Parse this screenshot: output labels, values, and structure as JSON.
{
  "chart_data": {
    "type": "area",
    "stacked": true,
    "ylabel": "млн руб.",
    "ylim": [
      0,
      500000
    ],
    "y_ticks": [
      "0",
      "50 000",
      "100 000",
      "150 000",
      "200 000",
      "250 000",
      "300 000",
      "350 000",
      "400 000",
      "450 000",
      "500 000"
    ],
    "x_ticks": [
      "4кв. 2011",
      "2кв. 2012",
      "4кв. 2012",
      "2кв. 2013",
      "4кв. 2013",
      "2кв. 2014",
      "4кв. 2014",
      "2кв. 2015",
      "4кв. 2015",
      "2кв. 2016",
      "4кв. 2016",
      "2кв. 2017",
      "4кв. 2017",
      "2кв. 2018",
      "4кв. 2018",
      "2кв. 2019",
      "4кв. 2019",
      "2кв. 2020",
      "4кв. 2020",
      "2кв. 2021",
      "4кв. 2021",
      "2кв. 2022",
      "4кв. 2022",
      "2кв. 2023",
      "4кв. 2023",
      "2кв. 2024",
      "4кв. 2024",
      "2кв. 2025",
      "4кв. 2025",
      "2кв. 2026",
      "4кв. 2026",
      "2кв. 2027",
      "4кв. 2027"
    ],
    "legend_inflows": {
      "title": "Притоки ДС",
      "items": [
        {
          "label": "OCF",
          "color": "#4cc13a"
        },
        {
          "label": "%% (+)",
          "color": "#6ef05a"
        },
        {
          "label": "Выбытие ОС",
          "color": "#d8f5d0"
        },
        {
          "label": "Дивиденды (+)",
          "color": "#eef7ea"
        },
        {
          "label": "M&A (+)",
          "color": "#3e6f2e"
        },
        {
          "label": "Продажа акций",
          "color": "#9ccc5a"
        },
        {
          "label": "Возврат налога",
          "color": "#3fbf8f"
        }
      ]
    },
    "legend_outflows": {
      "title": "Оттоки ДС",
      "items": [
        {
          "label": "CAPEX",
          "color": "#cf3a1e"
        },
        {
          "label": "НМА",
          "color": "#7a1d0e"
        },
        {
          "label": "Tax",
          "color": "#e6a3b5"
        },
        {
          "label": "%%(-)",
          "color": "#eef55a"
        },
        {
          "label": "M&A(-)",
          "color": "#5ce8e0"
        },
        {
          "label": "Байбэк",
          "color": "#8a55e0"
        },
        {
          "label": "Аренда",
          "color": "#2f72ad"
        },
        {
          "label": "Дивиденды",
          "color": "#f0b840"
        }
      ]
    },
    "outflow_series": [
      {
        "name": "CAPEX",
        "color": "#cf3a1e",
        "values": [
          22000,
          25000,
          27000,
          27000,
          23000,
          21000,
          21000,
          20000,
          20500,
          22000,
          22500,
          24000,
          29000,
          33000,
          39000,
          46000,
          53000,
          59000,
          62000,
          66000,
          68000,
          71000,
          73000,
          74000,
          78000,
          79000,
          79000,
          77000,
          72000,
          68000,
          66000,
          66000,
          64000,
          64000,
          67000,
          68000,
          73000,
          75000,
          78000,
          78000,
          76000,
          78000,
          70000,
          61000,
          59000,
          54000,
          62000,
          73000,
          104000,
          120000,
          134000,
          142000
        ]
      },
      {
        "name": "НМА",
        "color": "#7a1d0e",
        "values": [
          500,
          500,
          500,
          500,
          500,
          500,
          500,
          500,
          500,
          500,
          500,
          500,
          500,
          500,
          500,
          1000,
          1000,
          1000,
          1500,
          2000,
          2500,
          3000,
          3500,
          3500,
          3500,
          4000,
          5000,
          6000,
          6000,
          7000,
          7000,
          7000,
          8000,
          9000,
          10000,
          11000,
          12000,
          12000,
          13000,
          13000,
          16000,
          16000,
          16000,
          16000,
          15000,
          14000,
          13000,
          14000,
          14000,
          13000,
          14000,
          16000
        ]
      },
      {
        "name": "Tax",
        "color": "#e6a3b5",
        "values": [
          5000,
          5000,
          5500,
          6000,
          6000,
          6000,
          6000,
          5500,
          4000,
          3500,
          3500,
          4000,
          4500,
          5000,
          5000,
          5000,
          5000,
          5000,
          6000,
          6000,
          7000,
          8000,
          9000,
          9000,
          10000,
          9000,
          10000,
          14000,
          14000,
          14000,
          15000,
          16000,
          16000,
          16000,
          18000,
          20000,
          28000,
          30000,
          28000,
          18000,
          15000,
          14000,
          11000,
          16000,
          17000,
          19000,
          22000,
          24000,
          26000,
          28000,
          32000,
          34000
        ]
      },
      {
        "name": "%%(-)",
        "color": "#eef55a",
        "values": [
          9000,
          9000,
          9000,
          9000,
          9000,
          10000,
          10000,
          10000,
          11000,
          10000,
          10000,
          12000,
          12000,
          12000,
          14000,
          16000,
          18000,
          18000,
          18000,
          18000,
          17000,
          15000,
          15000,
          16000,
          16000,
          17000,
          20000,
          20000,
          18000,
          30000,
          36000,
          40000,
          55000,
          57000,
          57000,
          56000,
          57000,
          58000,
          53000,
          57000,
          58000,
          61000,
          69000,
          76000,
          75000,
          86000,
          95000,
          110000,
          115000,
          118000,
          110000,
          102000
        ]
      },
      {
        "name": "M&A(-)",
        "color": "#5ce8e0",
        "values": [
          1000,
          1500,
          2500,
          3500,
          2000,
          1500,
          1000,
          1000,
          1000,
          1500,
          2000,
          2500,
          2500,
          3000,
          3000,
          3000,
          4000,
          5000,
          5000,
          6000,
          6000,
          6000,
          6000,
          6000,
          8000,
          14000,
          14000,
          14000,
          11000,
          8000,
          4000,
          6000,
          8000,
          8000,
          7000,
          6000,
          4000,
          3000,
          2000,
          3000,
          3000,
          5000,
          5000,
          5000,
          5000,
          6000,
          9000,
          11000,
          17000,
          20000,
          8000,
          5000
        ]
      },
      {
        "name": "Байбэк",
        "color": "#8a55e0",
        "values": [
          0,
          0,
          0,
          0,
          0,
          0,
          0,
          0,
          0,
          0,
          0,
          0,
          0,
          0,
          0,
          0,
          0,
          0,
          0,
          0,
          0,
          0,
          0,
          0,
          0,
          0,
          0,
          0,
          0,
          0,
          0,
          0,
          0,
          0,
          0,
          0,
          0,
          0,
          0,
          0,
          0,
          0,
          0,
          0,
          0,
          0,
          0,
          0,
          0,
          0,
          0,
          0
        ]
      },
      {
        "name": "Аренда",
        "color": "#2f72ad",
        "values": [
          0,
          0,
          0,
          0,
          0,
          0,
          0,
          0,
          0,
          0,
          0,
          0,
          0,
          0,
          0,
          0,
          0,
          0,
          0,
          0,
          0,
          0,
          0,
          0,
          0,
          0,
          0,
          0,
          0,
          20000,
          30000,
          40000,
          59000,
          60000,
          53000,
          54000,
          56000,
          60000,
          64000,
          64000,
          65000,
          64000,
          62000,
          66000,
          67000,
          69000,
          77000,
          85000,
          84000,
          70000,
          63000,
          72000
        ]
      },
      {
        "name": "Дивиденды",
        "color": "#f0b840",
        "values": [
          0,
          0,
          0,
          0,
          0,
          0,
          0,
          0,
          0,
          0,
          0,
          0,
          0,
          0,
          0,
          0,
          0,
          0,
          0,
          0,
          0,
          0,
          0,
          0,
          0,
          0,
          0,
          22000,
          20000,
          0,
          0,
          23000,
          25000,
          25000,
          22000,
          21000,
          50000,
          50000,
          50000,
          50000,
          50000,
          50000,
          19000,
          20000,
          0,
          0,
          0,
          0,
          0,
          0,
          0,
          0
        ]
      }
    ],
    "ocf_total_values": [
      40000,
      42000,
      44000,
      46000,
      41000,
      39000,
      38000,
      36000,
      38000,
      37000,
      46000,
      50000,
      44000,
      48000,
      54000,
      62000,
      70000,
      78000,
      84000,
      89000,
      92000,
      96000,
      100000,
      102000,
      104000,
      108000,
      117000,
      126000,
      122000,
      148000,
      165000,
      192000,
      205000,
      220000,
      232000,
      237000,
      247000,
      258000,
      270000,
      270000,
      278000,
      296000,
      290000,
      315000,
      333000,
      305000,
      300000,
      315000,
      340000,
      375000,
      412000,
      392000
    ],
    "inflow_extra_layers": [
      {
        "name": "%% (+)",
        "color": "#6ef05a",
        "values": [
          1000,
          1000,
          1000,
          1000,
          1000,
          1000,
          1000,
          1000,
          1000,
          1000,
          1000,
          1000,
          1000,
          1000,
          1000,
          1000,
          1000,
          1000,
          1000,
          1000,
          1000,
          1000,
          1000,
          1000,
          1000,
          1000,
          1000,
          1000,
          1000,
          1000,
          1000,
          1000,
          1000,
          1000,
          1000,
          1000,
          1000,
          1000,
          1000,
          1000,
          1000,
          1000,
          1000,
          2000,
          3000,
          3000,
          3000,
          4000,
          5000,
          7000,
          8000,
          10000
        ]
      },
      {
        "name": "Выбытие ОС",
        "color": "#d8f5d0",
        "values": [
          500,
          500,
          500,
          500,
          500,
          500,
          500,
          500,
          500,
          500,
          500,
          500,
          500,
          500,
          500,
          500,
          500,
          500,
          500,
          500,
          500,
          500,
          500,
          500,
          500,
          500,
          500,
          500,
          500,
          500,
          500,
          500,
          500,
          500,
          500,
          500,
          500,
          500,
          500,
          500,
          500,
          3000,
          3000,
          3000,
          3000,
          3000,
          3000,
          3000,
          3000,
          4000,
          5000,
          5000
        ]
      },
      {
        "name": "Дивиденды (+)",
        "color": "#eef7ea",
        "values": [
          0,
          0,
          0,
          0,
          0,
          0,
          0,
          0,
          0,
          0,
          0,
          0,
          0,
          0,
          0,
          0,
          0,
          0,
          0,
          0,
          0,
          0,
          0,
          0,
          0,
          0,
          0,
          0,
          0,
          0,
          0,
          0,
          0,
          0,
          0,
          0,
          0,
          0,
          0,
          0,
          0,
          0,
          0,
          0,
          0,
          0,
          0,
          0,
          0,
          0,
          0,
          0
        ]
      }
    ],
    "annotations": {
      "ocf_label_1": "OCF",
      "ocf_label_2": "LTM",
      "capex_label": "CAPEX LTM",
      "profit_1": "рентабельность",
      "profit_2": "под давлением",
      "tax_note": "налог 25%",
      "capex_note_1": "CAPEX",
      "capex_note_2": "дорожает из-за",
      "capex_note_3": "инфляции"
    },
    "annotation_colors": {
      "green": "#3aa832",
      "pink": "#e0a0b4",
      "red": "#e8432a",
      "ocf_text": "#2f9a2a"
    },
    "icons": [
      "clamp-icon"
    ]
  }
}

┄┄┄┄┄┄

■ **Objective**: Write out every line from the entries where "Дивиденды" appears.

■ **Answer to the exercise**:
          "label": "Дивиденды (+)",
          "label": "Дивиденды",
        "name": "Дивиденды",
        "name": "Дивиденды (+)",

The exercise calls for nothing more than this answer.